Problem: Rewrite the lines below with every "legend-label" changed to "legend-entry", leaving everything else unchanged.

<<<<

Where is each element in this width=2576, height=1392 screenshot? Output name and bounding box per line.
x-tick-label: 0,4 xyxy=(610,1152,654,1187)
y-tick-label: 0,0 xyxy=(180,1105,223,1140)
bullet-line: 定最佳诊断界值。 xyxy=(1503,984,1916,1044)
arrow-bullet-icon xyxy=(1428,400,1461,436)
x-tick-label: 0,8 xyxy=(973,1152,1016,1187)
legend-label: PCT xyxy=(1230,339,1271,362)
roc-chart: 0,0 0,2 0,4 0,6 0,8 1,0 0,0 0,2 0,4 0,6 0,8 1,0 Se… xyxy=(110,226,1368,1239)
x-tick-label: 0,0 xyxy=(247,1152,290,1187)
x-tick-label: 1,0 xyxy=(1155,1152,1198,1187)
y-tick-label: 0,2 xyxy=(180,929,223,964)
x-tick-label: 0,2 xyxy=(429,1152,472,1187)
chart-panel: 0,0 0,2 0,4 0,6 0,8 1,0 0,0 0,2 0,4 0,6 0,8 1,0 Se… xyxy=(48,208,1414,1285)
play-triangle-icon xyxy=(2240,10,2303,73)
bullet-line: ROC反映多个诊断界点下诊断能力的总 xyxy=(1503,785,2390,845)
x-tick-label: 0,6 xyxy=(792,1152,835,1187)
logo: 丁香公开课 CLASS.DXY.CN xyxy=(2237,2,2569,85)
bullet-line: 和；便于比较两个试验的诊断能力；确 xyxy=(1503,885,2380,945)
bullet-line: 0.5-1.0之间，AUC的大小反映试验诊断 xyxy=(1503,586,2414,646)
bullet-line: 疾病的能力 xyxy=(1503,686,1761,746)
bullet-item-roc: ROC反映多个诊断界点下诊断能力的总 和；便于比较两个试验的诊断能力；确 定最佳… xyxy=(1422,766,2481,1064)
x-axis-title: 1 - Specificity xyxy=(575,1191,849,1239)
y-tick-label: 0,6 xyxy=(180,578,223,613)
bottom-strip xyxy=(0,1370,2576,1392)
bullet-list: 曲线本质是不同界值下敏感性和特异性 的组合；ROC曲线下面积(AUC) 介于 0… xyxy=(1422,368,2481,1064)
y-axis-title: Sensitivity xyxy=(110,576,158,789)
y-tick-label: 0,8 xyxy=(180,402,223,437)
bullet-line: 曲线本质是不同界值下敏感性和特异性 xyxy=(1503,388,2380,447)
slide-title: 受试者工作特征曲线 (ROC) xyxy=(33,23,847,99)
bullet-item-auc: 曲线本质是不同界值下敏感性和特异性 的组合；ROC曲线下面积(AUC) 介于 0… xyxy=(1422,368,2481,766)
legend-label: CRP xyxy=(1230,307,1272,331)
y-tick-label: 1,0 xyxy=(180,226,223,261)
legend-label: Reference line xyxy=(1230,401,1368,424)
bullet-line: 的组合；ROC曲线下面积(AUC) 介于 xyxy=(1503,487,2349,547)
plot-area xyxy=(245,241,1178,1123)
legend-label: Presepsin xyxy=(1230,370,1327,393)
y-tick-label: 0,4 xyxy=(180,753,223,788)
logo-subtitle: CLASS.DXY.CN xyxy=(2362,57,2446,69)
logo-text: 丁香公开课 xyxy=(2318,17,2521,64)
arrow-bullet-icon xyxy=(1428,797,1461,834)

>>>>

Answer to this problem:
Where is each element in this width=2576, height=1392 screenshot? Output name and bounding box per line.
x-tick-label: 0,4 xyxy=(610,1152,654,1187)
y-tick-label: 0,0 xyxy=(180,1105,223,1140)
bullet-line: 定最佳诊断界值。 xyxy=(1503,984,1916,1044)
arrow-bullet-icon xyxy=(1428,400,1461,436)
x-tick-label: 0,8 xyxy=(973,1152,1016,1187)
legend-entry: PCT xyxy=(1230,339,1271,362)
roc-chart: 0,0 0,2 0,4 0,6 0,8 1,0 0,0 0,2 0,4 0,6 0,8 1,0 Se… xyxy=(110,226,1368,1239)
x-tick-label: 0,0 xyxy=(247,1152,290,1187)
x-tick-label: 1,0 xyxy=(1155,1152,1198,1187)
y-tick-label: 0,2 xyxy=(180,929,223,964)
x-tick-label: 0,2 xyxy=(429,1152,472,1187)
chart-panel: 0,0 0,2 0,4 0,6 0,8 1,0 0,0 0,2 0,4 0,6 0,8 1,0 Se… xyxy=(48,208,1414,1285)
play-triangle-icon xyxy=(2240,10,2303,73)
bullet-line: ROC反映多个诊断界点下诊断能力的总 xyxy=(1503,785,2390,845)
x-tick-label: 0,6 xyxy=(792,1152,835,1187)
logo: 丁香公开课 CLASS.DXY.CN xyxy=(2237,2,2569,85)
bullet-line: 和；便于比较两个试验的诊断能力；确 xyxy=(1503,885,2380,945)
bullet-line: 0.5-1.0之间，AUC的大小反映试验诊断 xyxy=(1503,586,2414,646)
bullet-line: 疾病的能力 xyxy=(1503,686,1761,746)
bullet-item-roc: ROC反映多个诊断界点下诊断能力的总 和；便于比较两个试验的诊断能力；确 定最佳… xyxy=(1422,766,2481,1064)
x-axis-title: 1 - Specificity xyxy=(575,1191,849,1239)
y-tick-label: 0,6 xyxy=(180,578,223,613)
bottom-strip xyxy=(0,1370,2576,1392)
bullet-list: 曲线本质是不同界值下敏感性和特异性 的组合；ROC曲线下面积(AUC) 介于 0… xyxy=(1422,368,2481,1064)
y-axis-title: Sensitivity xyxy=(110,576,158,789)
y-tick-label: 0,8 xyxy=(180,402,223,437)
bullet-line: 曲线本质是不同界值下敏感性和特异性 xyxy=(1503,388,2380,447)
slide-title: 受试者工作特征曲线 (ROC) xyxy=(33,23,847,99)
bullet-item-auc: 曲线本质是不同界值下敏感性和特异性 的组合；ROC曲线下面积(AUC) 介于 0… xyxy=(1422,368,2481,766)
legend-entry: CRP xyxy=(1230,307,1272,331)
y-tick-label: 1,0 xyxy=(180,226,223,261)
legend-entry: Reference line xyxy=(1230,401,1368,424)
bullet-line: 的组合；ROC曲线下面积(AUC) 介于 xyxy=(1503,487,2349,547)
plot-area xyxy=(245,241,1178,1123)
legend-entry: Presepsin xyxy=(1230,370,1327,393)
y-tick-label: 0,4 xyxy=(180,753,223,788)
logo-subtitle: CLASS.DXY.CN xyxy=(2362,57,2446,69)
logo-text: 丁香公开课 xyxy=(2318,17,2521,64)
arrow-bullet-icon xyxy=(1428,797,1461,834)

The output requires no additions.